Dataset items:
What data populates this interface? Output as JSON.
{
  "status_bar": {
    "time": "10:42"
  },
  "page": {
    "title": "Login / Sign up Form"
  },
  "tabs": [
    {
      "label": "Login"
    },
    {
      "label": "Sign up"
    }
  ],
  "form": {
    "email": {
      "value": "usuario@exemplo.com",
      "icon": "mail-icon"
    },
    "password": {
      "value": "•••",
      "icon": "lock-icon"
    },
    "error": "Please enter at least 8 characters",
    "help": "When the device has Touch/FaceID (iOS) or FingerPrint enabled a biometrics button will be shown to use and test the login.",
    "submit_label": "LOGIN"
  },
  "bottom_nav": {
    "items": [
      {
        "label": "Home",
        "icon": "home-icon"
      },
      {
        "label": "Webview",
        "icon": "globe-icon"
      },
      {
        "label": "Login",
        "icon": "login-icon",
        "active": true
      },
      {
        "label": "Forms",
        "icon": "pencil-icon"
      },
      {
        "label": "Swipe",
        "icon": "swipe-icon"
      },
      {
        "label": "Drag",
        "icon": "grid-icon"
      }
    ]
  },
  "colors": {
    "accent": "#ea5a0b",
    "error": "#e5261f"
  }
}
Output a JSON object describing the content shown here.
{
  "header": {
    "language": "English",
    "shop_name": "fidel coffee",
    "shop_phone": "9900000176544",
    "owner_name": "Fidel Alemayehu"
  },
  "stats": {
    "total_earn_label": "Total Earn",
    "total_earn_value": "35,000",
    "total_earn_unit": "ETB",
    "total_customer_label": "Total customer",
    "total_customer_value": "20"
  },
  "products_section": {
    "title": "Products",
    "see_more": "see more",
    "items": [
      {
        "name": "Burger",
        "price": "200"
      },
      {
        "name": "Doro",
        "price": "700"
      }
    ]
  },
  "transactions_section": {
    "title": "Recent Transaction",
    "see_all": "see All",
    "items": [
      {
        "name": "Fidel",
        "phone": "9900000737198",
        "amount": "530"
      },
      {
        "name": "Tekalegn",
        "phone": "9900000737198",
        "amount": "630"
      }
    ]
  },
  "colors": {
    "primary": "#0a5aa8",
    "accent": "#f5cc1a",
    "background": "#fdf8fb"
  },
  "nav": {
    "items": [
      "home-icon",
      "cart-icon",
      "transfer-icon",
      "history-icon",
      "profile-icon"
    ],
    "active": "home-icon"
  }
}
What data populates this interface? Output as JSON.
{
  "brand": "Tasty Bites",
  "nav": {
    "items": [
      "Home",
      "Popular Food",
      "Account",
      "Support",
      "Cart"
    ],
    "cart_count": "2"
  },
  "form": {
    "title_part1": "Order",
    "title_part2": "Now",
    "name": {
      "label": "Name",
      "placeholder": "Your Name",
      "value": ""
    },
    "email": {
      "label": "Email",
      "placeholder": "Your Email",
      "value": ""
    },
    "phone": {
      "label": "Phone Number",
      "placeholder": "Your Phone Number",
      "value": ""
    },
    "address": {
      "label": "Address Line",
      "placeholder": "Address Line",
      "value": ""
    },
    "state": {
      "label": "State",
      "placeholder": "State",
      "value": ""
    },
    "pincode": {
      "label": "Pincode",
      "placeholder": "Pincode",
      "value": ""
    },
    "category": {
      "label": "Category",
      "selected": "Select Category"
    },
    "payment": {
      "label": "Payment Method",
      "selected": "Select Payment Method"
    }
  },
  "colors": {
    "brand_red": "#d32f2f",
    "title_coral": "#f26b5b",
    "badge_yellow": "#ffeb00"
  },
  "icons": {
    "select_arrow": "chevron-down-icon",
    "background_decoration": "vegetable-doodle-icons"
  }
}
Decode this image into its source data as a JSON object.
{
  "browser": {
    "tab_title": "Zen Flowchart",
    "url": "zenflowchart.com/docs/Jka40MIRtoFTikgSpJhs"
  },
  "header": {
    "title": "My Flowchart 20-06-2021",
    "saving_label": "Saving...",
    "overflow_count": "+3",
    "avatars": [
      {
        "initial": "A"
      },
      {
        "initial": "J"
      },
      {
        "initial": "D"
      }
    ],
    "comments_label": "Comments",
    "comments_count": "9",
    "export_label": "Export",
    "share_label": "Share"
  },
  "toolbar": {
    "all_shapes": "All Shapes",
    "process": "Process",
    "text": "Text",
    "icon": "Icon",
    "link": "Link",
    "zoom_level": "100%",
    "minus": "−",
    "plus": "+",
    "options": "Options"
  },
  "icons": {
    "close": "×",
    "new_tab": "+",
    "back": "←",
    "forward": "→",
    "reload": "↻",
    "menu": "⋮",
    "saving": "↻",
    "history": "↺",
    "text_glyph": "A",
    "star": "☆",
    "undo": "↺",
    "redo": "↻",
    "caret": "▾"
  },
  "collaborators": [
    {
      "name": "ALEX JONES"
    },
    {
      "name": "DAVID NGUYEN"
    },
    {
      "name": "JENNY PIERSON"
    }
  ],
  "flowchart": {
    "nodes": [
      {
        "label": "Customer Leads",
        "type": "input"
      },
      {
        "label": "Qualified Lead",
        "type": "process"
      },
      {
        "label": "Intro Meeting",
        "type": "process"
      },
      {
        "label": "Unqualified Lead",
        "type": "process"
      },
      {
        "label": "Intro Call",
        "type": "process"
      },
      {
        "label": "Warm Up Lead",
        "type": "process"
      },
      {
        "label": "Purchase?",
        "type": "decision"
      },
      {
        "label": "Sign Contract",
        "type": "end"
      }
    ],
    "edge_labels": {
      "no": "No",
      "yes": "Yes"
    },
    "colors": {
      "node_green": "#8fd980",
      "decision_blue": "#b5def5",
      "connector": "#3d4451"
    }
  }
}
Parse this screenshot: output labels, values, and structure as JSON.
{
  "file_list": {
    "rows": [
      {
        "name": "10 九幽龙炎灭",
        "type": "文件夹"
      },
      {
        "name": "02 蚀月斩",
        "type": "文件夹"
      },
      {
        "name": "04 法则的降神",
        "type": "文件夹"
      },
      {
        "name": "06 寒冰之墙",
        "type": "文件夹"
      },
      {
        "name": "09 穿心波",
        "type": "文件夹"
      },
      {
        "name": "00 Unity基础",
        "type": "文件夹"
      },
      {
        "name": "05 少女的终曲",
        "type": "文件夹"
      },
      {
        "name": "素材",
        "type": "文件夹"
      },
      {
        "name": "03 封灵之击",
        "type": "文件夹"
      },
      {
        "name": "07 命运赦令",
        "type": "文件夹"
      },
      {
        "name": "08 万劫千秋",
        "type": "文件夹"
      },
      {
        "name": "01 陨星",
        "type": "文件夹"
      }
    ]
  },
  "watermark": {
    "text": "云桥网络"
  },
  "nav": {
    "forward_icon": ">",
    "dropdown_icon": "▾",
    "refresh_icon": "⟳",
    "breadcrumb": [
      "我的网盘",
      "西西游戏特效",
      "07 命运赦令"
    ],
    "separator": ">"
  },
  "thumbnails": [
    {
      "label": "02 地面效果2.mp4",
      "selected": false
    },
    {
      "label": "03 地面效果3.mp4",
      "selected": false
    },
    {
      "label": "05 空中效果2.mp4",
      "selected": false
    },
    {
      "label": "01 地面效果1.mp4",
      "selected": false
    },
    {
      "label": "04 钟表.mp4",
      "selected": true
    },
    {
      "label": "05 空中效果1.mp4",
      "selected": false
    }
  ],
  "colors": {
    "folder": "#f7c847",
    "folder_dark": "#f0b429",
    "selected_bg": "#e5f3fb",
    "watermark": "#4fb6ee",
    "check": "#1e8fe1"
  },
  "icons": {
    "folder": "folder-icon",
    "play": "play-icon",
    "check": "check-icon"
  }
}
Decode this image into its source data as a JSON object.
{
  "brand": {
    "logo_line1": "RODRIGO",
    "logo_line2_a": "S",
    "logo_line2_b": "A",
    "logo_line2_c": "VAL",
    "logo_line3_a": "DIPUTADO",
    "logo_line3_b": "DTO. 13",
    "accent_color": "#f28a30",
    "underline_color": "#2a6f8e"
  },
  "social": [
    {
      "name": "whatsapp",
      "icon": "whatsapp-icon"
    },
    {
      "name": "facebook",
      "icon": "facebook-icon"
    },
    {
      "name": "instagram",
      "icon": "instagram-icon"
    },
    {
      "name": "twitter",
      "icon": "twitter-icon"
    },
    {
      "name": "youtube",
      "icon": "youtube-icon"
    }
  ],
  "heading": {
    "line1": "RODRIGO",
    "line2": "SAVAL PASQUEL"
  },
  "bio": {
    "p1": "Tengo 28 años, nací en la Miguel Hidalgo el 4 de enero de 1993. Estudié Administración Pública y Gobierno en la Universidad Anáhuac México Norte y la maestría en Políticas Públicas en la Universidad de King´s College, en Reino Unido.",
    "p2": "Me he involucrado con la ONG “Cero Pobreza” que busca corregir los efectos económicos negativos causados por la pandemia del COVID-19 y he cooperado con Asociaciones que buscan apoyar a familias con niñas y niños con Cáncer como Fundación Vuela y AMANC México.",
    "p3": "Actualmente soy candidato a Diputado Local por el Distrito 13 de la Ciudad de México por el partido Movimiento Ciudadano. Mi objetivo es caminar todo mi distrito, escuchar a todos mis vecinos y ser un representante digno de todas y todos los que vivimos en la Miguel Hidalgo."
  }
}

• _Prompt_: Which lines in the listing above hold the word "Method"? Show each of them.

• _Correct answer_:
      "label": "Payment Method",
      "selected": "Select Payment Method"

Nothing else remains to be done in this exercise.